• **What is expected**
The records below hold pictures; please leave those out and retype the rest exactly.

╭─ Recorded information

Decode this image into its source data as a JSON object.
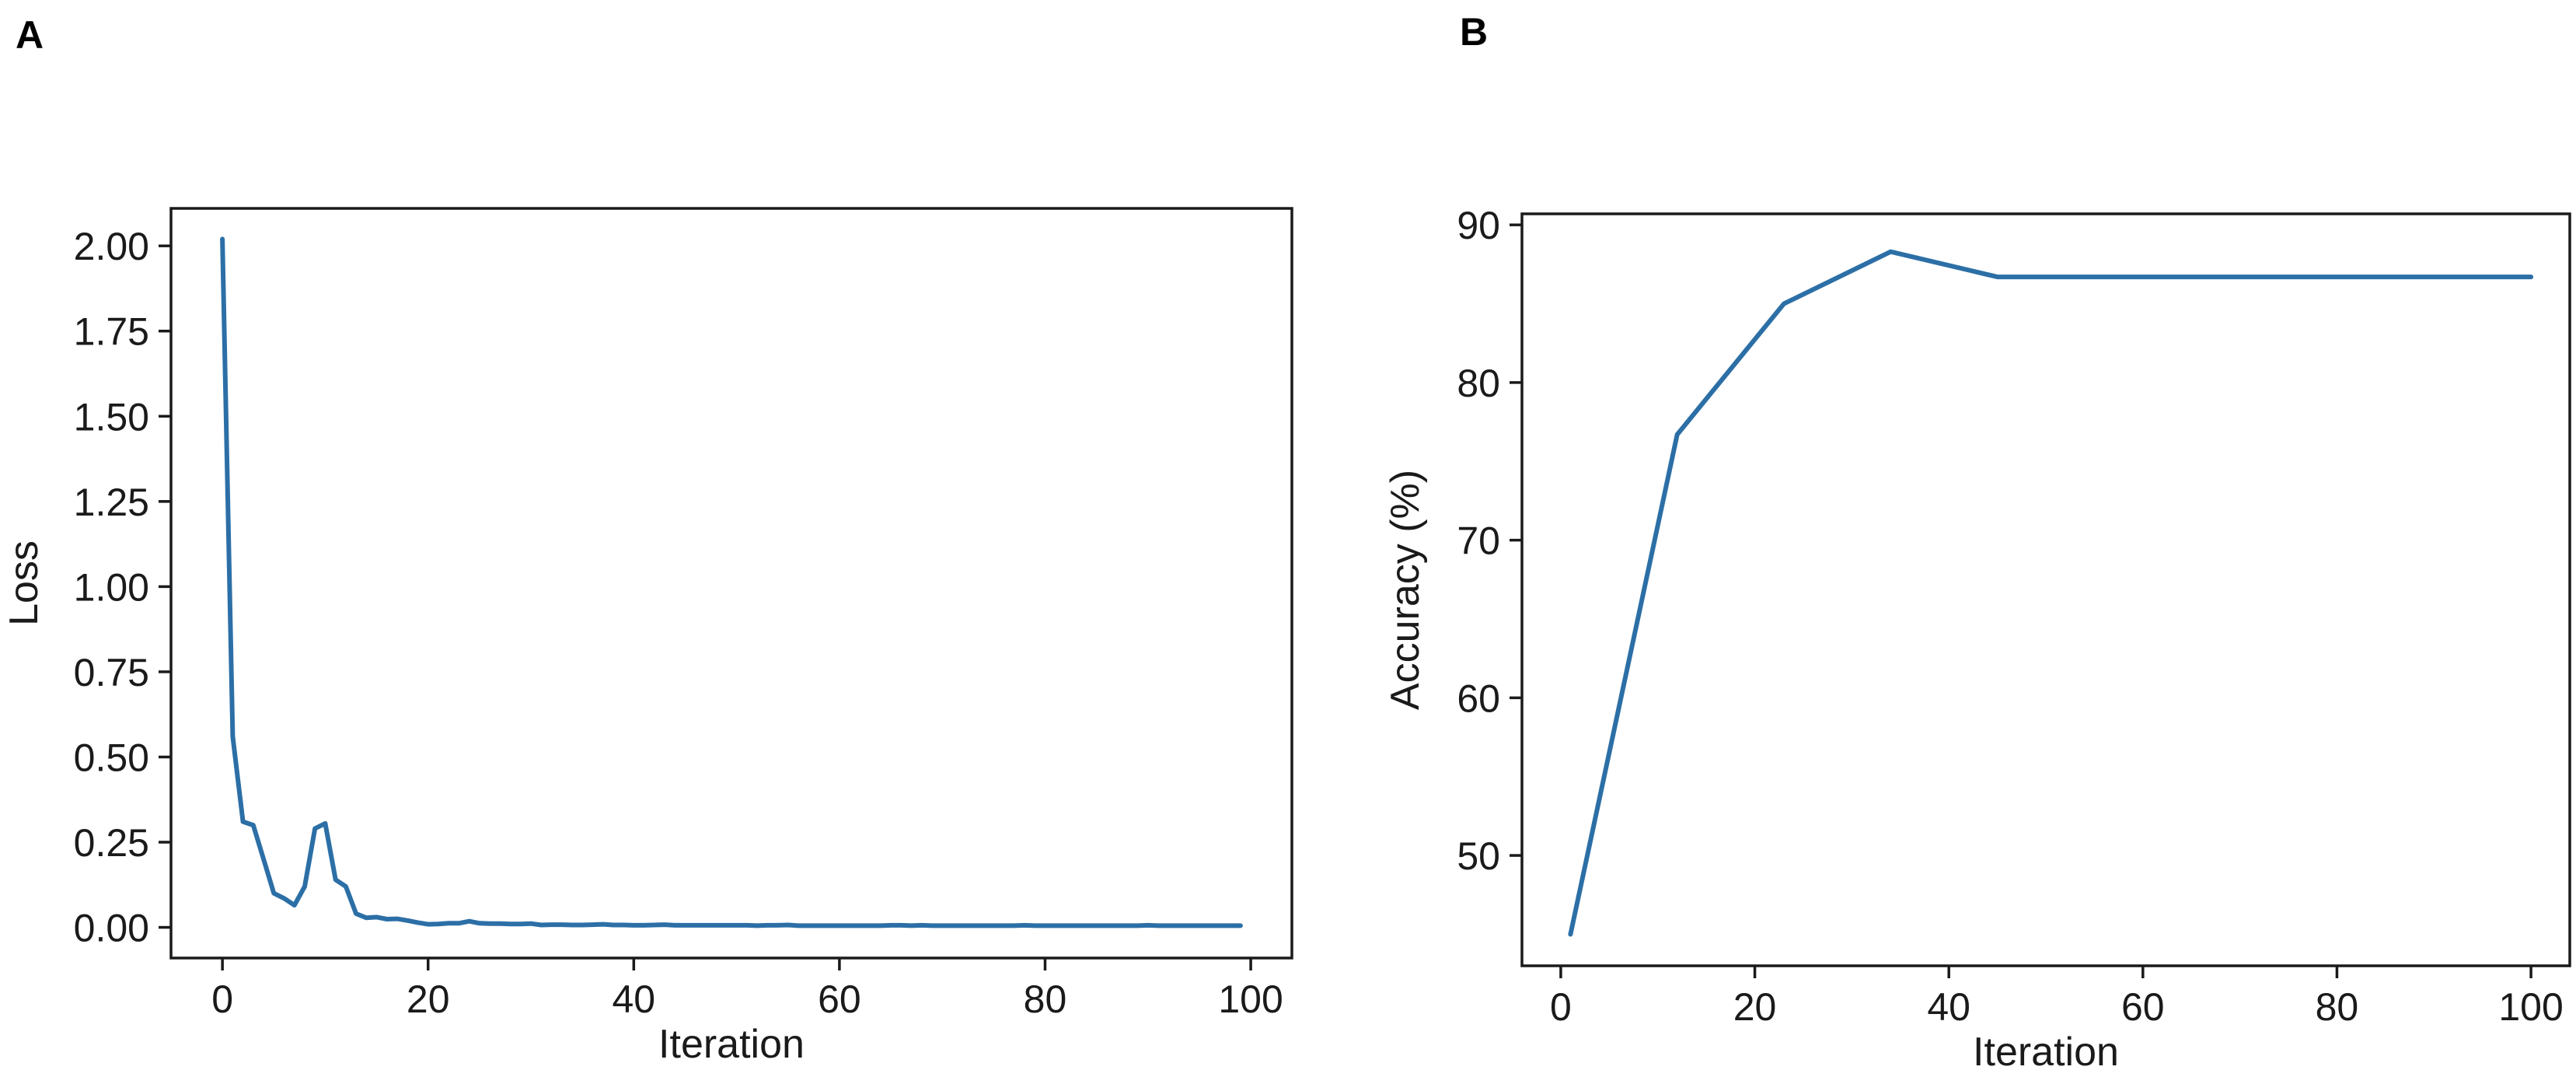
{
  "panels": [
    {
      "letter": "A"
    },
    {
      "letter": "B"
    }
  ],
  "colors": {
    "series": "#2c6fa6",
    "axes": "#1a1a1a"
  },
  "chart_data": [
    {
      "type": "line",
      "panel": "A",
      "title": "",
      "xlabel": "Iteration",
      "ylabel": "Loss",
      "xlim": [
        -5,
        104
      ],
      "ylim": [
        -0.09,
        2.11
      ],
      "xticks": [
        0,
        20,
        40,
        60,
        80,
        100
      ],
      "xtick_labels": [
        "0",
        "20",
        "40",
        "60",
        "80",
        "100"
      ],
      "yticks": [
        0,
        0.25,
        0.5,
        0.75,
        1.0,
        1.25,
        1.5,
        1.75,
        2.0
      ],
      "ytick_labels": [
        "0.00",
        "0.25",
        "0.50",
        "0.75",
        "1.00",
        "1.25",
        "1.50",
        "1.75",
        "2.00"
      ],
      "grid": false,
      "series": [
        {
          "x": [
            0,
            1,
            2,
            3,
            4,
            5,
            6,
            7,
            8,
            9,
            10,
            11,
            12,
            13,
            14,
            15,
            16,
            17,
            18,
            19,
            20,
            21,
            22,
            23,
            24,
            25,
            26,
            27,
            28,
            29,
            30,
            31,
            32,
            33,
            34,
            35,
            36,
            37,
            38,
            39,
            40,
            41,
            42,
            43,
            44,
            45,
            46,
            47,
            48,
            49,
            50,
            51,
            52,
            53,
            54,
            55,
            56,
            57,
            58,
            59,
            60,
            61,
            62,
            63,
            64,
            65,
            66,
            67,
            68,
            69,
            70,
            71,
            72,
            73,
            74,
            75,
            76,
            77,
            78,
            79,
            80,
            81,
            82,
            83,
            84,
            85,
            86,
            87,
            88,
            89,
            90,
            91,
            92,
            93,
            94,
            95,
            96,
            97,
            98,
            99
          ],
          "values": [
            2.02,
            0.56,
            0.31,
            0.3,
            0.2,
            0.1,
            0.085,
            0.065,
            0.12,
            0.29,
            0.305,
            0.14,
            0.12,
            0.04,
            0.028,
            0.03,
            0.024,
            0.025,
            0.02,
            0.014,
            0.009,
            0.01,
            0.012,
            0.012,
            0.018,
            0.012,
            0.011,
            0.011,
            0.01,
            0.01,
            0.011,
            0.007,
            0.008,
            0.008,
            0.007,
            0.007,
            0.008,
            0.009,
            0.007,
            0.007,
            0.006,
            0.006,
            0.007,
            0.008,
            0.006,
            0.006,
            0.006,
            0.006,
            0.006,
            0.006,
            0.006,
            0.006,
            0.005,
            0.006,
            0.006,
            0.007,
            0.005,
            0.005,
            0.005,
            0.005,
            0.005,
            0.005,
            0.005,
            0.005,
            0.005,
            0.006,
            0.006,
            0.005,
            0.006,
            0.005,
            0.005,
            0.005,
            0.005,
            0.005,
            0.005,
            0.005,
            0.005,
            0.005,
            0.006,
            0.005,
            0.005,
            0.005,
            0.005,
            0.005,
            0.005,
            0.005,
            0.005,
            0.005,
            0.005,
            0.005,
            0.006,
            0.005,
            0.005,
            0.005,
            0.005,
            0.005,
            0.005,
            0.005,
            0.005,
            0.005
          ]
        }
      ]
    },
    {
      "type": "line",
      "panel": "B",
      "title": "",
      "xlabel": "Iteration",
      "ylabel": "Accuracy (%)",
      "xlim": [
        -4,
        104
      ],
      "ylim": [
        43.0,
        90.7
      ],
      "xticks": [
        0,
        20,
        40,
        60,
        80,
        100
      ],
      "xtick_labels": [
        "0",
        "20",
        "40",
        "60",
        "80",
        "100"
      ],
      "yticks": [
        50,
        60,
        70,
        80,
        90
      ],
      "ytick_labels": [
        "50",
        "60",
        "70",
        "80",
        "90"
      ],
      "grid": false,
      "series": [
        {
          "x": [
            1,
            12,
            23,
            34,
            45,
            56,
            67,
            78,
            89,
            100
          ],
          "values": [
            45.0,
            76.7,
            85.0,
            88.3,
            86.7,
            86.7,
            86.7,
            86.7,
            86.7,
            86.7
          ]
        }
      ]
    }
  ]
}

╰─

• **Result**
Decode this image into its source data as a JSON object.
{
  "panels": [
    {
      "letter": "A"
    },
    {
      "letter": "B"
    }
  ],
  "colors": {
    "series": "#2c6fa6",
    "axes": "#1a1a1a"
  },
  "chart_data": [
    {
      "type": "line",
      "panel": "A",
      "title": "",
      "xlabel": "Iteration",
      "ylabel": "Loss",
      "xlim": [
        -5,
        104
      ],
      "ylim": [
        -0.09,
        2.11
      ],
      "xticks": [
        0,
        20,
        40,
        60,
        80,
        100
      ],
      "xtick_labels": [
        "0",
        "20",
        "40",
        "60",
        "80",
        "100"
      ],
      "yticks": [
        0,
        0.25,
        0.5,
        0.75,
        1.0,
        1.25,
        1.5,
        1.75,
        2.0
      ],
      "ytick_labels": [
        "0.00",
        "0.25",
        "0.50",
        "0.75",
        "1.00",
        "1.25",
        "1.50",
        "1.75",
        "2.00"
      ],
      "grid": false,
      "series": [
        {
          "x": [
            0,
            1,
            2,
            3,
            4,
            5,
            6,
            7,
            8,
            9,
            10,
            11,
            12,
            13,
            14,
            15,
            16,
            17,
            18,
            19,
            20,
            21,
            22,
            23,
            24,
            25,
            26,
            27,
            28,
            29,
            30,
            31,
            32,
            33,
            34,
            35,
            36,
            37,
            38,
            39,
            40,
            41,
            42,
            43,
            44,
            45,
            46,
            47,
            48,
            49,
            50,
            51,
            52,
            53,
            54,
            55,
            56,
            57,
            58,
            59,
            60,
            61,
            62,
            63,
            64,
            65,
            66,
            67,
            68,
            69,
            70,
            71,
            72,
            73,
            74,
            75,
            76,
            77,
            78,
            79,
            80,
            81,
            82,
            83,
            84,
            85,
            86,
            87,
            88,
            89,
            90,
            91,
            92,
            93,
            94,
            95,
            96,
            97,
            98,
            99
          ],
          "values": [
            2.02,
            0.56,
            0.31,
            0.3,
            0.2,
            0.1,
            0.085,
            0.065,
            0.12,
            0.29,
            0.305,
            0.14,
            0.12,
            0.04,
            0.028,
            0.03,
            0.024,
            0.025,
            0.02,
            0.014,
            0.009,
            0.01,
            0.012,
            0.012,
            0.018,
            0.012,
            0.011,
            0.011,
            0.01,
            0.01,
            0.011,
            0.007,
            0.008,
            0.008,
            0.007,
            0.007,
            0.008,
            0.009,
            0.007,
            0.007,
            0.006,
            0.006,
            0.007,
            0.008,
            0.006,
            0.006,
            0.006,
            0.006,
            0.006,
            0.006,
            0.006,
            0.006,
            0.005,
            0.006,
            0.006,
            0.007,
            0.005,
            0.005,
            0.005,
            0.005,
            0.005,
            0.005,
            0.005,
            0.005,
            0.005,
            0.006,
            0.006,
            0.005,
            0.006,
            0.005,
            0.005,
            0.005,
            0.005,
            0.005,
            0.005,
            0.005,
            0.005,
            0.005,
            0.006,
            0.005,
            0.005,
            0.005,
            0.005,
            0.005,
            0.005,
            0.005,
            0.005,
            0.005,
            0.005,
            0.005,
            0.006,
            0.005,
            0.005,
            0.005,
            0.005,
            0.005,
            0.005,
            0.005,
            0.005,
            0.005
          ]
        }
      ]
    },
    {
      "type": "line",
      "panel": "B",
      "title": "",
      "xlabel": "Iteration",
      "ylabel": "Accuracy (%)",
      "xlim": [
        -4,
        104
      ],
      "ylim": [
        43.0,
        90.7
      ],
      "xticks": [
        0,
        20,
        40,
        60,
        80,
        100
      ],
      "xtick_labels": [
        "0",
        "20",
        "40",
        "60",
        "80",
        "100"
      ],
      "yticks": [
        50,
        60,
        70,
        80,
        90
      ],
      "ytick_labels": [
        "50",
        "60",
        "70",
        "80",
        "90"
      ],
      "grid": false,
      "series": [
        {
          "x": [
            1,
            12,
            23,
            34,
            45,
            56,
            67,
            78,
            89,
            100
          ],
          "values": [
            45.0,
            76.7,
            85.0,
            88.3,
            86.7,
            86.7,
            86.7,
            86.7,
            86.7,
            86.7
          ]
        }
      ]
    }
  ]
}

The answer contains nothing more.